▸ Stated task: Return every line of the data below that includes the string "JSON".
****
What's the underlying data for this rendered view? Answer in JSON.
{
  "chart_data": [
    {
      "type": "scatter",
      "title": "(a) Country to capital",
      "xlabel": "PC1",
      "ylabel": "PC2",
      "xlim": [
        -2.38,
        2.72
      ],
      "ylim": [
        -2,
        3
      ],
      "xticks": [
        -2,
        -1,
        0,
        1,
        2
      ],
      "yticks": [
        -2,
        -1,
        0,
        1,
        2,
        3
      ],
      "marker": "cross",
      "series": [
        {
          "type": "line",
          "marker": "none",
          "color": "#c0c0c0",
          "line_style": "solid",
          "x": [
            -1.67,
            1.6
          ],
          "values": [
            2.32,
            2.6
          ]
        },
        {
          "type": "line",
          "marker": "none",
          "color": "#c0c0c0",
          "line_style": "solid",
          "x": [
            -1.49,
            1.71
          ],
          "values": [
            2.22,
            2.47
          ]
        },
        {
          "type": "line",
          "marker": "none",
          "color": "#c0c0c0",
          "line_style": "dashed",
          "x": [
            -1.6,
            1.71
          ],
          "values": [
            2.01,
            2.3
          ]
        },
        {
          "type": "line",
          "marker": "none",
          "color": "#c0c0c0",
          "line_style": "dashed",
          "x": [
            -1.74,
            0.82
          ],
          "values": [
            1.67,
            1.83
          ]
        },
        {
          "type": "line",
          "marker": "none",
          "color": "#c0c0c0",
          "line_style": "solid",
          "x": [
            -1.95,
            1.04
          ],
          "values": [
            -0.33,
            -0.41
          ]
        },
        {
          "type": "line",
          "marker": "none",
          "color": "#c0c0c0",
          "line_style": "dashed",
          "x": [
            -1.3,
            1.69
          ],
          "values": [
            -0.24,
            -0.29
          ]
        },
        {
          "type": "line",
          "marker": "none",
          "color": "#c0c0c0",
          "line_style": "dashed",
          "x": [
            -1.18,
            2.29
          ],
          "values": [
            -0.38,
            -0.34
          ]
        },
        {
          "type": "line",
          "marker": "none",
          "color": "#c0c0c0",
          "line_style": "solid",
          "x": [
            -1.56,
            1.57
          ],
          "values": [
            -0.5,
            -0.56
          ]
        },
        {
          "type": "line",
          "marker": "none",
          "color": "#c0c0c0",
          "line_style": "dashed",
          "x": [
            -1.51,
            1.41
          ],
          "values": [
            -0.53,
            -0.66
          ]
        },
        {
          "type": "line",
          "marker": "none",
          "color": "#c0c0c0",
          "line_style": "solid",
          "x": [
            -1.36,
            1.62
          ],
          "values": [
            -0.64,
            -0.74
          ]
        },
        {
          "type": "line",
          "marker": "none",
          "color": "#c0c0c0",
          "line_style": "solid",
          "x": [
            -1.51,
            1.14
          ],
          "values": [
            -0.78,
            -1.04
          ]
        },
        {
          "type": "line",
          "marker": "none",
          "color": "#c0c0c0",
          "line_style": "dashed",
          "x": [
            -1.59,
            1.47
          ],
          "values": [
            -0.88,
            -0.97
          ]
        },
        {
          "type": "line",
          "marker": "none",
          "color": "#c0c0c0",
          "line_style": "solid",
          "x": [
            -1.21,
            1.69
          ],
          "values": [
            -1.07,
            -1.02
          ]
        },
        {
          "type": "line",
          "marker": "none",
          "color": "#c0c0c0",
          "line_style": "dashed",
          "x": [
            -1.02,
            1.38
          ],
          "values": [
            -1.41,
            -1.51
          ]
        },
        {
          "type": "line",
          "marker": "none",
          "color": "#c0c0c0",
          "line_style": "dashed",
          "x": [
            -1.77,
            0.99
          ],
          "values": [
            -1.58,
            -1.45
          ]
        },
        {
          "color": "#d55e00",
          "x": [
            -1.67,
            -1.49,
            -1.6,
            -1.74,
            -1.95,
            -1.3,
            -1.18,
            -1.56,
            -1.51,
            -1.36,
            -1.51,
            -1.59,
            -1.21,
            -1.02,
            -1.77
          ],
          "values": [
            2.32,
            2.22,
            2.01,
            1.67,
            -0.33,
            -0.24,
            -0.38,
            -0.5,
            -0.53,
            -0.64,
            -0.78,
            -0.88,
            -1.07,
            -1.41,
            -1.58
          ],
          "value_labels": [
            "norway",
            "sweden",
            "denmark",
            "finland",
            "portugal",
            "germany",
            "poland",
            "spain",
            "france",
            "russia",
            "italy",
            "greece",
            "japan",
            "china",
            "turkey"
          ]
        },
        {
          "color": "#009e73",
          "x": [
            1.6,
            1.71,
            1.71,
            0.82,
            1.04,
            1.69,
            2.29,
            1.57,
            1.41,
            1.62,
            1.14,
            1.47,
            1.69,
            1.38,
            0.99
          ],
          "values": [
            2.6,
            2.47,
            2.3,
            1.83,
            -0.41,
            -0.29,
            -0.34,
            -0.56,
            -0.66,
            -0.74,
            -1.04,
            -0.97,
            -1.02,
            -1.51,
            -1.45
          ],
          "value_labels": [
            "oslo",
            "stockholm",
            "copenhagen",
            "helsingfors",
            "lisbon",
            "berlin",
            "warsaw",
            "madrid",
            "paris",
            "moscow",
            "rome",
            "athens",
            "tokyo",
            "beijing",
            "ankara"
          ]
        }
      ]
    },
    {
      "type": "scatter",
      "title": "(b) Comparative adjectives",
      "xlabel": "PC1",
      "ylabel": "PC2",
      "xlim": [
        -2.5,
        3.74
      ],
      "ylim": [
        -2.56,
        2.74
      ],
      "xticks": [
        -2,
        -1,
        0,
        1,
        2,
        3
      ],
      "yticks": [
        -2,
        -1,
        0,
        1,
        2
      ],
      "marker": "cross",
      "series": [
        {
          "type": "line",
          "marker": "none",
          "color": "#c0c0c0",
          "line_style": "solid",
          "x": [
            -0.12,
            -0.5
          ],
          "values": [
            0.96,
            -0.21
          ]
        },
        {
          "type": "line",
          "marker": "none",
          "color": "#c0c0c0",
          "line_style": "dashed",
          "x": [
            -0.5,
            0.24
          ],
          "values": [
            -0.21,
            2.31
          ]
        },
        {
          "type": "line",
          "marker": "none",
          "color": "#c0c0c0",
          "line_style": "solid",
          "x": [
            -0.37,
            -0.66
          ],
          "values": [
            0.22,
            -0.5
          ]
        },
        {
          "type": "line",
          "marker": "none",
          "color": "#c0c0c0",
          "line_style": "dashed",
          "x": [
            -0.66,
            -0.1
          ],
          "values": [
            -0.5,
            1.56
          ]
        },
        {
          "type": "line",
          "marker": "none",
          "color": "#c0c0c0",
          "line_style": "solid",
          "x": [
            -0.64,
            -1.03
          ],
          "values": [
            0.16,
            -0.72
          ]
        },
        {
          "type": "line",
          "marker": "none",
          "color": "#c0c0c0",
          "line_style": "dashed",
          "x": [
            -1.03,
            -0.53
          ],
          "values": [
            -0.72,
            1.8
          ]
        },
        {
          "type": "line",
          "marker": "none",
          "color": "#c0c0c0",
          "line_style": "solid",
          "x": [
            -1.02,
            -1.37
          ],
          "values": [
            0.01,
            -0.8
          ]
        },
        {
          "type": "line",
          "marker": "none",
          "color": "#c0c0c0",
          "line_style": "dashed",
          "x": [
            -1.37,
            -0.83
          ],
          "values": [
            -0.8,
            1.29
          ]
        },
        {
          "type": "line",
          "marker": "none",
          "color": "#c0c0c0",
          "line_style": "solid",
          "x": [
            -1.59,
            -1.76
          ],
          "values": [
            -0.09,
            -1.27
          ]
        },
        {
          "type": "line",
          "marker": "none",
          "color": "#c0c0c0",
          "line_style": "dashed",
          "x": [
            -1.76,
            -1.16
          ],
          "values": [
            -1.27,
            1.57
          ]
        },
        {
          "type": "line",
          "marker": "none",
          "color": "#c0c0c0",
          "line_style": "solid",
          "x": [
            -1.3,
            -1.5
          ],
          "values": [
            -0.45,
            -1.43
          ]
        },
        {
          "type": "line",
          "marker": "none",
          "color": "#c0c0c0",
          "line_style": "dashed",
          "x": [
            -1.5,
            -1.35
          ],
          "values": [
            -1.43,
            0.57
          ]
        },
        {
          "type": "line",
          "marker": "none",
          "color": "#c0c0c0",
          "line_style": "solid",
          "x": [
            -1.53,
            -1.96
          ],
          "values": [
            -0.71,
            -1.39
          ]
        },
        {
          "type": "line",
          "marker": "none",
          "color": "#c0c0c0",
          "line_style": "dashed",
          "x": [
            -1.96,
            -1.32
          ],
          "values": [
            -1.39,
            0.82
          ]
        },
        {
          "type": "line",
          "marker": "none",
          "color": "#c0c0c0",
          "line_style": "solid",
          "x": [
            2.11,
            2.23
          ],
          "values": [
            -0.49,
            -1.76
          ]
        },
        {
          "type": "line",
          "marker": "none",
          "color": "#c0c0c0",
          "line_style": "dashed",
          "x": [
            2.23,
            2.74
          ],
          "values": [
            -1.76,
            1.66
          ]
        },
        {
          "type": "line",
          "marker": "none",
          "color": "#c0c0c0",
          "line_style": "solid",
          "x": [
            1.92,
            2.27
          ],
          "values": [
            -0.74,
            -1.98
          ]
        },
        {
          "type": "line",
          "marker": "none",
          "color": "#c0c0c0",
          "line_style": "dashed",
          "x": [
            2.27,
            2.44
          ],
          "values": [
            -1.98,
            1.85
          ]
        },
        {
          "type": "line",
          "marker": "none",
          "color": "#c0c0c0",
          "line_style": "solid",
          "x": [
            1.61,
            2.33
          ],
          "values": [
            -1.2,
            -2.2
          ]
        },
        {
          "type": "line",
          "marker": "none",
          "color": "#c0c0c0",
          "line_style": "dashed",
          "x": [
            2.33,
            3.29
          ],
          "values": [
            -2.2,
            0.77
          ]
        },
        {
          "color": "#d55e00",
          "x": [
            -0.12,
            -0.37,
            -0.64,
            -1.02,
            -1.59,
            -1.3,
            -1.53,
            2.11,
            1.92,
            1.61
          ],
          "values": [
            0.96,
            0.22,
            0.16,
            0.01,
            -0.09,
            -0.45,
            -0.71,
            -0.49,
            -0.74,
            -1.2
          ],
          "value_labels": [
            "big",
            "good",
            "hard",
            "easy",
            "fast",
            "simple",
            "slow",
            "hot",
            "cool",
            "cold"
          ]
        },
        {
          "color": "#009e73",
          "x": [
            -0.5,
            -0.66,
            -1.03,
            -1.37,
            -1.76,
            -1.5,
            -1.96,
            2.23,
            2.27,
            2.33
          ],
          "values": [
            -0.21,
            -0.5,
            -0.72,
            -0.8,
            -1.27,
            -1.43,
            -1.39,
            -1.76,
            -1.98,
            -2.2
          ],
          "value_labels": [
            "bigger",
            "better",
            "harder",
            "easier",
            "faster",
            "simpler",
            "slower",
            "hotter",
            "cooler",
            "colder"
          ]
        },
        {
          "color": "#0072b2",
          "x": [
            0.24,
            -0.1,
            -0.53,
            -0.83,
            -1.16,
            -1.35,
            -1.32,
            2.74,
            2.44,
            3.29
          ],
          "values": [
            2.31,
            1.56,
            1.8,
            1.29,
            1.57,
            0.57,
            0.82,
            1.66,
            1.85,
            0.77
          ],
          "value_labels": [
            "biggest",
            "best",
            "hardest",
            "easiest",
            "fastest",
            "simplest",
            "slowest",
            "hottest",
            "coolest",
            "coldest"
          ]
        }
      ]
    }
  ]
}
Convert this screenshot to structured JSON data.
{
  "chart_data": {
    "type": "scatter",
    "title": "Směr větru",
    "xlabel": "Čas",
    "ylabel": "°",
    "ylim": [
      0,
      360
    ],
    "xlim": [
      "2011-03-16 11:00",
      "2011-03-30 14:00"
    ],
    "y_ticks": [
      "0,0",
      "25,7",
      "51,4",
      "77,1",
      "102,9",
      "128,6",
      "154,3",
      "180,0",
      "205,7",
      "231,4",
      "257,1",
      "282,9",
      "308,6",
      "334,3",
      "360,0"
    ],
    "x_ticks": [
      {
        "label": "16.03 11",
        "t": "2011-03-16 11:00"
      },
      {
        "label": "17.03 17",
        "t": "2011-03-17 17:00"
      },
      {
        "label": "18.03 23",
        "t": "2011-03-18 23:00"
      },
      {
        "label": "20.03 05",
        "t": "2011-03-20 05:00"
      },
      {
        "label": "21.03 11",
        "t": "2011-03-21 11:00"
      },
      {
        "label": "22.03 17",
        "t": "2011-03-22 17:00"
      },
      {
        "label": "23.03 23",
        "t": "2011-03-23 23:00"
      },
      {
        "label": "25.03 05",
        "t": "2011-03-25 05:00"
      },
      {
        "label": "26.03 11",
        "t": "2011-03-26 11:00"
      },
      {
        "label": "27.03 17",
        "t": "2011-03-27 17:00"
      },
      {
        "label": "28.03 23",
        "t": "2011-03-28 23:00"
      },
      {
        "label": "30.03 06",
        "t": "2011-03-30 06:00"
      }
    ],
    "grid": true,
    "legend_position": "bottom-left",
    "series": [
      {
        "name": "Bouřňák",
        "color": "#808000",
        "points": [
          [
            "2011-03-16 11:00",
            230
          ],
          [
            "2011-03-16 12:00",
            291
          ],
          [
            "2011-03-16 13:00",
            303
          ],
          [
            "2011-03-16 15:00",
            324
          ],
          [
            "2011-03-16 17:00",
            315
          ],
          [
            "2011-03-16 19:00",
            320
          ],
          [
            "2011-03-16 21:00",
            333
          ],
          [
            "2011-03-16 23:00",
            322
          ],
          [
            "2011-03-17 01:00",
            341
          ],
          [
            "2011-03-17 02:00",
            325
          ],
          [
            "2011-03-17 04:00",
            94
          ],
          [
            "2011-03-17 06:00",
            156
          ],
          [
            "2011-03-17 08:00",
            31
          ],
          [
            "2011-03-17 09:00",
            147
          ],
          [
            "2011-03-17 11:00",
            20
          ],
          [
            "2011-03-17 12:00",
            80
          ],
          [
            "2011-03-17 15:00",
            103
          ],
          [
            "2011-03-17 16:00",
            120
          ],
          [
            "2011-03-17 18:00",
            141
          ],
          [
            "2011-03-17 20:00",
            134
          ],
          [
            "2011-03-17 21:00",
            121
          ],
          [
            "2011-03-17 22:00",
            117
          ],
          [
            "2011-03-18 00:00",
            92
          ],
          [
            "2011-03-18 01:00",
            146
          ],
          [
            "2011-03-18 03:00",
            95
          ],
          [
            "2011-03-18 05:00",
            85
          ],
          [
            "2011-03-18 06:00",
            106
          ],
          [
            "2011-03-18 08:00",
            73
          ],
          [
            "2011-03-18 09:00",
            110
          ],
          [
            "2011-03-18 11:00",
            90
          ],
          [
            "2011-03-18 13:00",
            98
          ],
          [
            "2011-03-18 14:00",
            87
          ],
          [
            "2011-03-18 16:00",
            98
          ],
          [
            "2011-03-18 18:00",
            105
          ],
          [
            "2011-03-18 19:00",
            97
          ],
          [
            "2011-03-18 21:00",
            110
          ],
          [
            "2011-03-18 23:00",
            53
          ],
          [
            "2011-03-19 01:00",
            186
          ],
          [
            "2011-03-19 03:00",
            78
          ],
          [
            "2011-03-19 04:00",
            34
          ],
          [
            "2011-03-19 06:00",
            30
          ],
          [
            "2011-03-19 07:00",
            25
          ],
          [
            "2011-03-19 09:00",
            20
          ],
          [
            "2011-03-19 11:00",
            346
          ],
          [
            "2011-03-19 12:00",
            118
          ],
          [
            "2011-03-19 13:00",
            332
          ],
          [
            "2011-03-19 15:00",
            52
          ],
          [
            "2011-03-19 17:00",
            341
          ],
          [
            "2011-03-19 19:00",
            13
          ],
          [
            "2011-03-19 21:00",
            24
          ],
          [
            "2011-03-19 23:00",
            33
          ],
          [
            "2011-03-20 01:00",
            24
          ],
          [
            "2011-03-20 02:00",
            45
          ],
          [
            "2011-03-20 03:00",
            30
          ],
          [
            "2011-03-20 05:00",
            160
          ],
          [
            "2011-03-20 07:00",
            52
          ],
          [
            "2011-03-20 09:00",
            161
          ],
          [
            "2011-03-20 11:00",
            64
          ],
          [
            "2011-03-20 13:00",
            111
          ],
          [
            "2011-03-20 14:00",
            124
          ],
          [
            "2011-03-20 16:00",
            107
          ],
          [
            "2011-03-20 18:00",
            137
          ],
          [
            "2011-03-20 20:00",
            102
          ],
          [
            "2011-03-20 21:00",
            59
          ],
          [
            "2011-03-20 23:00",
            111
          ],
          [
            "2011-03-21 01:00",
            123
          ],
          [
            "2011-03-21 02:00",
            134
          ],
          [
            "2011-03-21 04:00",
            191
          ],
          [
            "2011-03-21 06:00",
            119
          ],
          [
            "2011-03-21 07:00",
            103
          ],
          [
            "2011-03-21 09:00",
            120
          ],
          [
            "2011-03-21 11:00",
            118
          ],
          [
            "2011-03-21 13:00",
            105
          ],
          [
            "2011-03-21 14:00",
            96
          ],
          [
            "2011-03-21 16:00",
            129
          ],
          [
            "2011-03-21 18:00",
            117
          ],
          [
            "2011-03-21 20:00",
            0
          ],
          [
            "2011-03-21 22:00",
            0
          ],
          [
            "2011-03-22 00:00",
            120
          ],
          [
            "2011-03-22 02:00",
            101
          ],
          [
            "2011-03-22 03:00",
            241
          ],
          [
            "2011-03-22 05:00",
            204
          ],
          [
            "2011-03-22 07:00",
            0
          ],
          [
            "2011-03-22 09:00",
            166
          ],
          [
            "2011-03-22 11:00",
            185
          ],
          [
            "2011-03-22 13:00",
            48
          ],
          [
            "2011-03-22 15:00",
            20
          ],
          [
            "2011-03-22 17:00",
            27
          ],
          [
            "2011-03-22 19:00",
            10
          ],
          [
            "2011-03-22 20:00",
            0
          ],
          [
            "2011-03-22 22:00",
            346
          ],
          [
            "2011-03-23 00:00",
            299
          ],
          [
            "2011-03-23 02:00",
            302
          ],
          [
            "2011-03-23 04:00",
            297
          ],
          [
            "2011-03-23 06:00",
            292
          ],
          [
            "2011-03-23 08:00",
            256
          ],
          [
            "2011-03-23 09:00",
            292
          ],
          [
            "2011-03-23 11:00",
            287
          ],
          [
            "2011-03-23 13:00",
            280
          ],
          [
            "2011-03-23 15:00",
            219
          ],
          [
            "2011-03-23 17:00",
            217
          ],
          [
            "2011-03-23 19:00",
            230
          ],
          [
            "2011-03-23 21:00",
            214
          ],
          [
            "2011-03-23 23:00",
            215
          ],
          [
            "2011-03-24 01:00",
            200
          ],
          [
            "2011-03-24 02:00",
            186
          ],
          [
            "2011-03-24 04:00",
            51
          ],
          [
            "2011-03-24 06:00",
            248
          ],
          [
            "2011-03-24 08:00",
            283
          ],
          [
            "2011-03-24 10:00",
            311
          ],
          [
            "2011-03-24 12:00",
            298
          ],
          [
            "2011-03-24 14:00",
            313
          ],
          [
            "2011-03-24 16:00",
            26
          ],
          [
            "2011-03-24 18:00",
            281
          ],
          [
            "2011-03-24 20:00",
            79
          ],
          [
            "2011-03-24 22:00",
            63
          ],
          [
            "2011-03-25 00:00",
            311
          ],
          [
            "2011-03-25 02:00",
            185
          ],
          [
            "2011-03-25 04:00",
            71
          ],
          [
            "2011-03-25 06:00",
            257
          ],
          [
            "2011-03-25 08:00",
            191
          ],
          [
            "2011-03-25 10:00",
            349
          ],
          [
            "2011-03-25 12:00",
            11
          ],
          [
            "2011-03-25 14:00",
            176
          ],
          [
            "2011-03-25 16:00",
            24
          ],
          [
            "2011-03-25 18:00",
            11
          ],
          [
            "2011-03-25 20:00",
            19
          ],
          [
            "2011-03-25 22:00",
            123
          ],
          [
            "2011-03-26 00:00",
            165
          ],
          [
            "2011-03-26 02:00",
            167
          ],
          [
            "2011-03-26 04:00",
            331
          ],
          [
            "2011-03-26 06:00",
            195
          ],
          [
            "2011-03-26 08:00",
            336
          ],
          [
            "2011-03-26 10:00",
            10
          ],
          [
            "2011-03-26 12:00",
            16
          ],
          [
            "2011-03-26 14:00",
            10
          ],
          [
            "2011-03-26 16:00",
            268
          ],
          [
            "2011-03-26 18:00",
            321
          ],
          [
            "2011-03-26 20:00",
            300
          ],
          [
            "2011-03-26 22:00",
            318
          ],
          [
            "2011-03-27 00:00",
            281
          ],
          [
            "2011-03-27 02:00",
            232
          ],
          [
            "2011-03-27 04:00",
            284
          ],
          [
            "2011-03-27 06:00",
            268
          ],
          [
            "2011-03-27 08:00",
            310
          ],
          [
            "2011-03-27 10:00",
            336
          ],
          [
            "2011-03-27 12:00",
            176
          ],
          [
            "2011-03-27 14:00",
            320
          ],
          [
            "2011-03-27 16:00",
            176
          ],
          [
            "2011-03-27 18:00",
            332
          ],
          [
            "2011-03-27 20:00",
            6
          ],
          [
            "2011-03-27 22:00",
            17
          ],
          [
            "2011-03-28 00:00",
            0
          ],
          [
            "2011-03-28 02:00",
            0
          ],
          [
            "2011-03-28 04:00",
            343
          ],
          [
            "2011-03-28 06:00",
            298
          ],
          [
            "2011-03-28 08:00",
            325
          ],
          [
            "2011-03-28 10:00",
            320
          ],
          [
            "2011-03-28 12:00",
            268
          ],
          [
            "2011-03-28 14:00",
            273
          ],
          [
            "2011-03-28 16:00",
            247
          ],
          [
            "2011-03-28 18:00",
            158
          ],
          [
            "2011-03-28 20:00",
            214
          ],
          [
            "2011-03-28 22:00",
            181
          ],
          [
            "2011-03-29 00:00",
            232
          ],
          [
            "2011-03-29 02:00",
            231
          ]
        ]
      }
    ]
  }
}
****
▸ Complete response:
What's the underlying data for this rendered view? Answer in JSON.
Convert this screenshot to structured JSON data.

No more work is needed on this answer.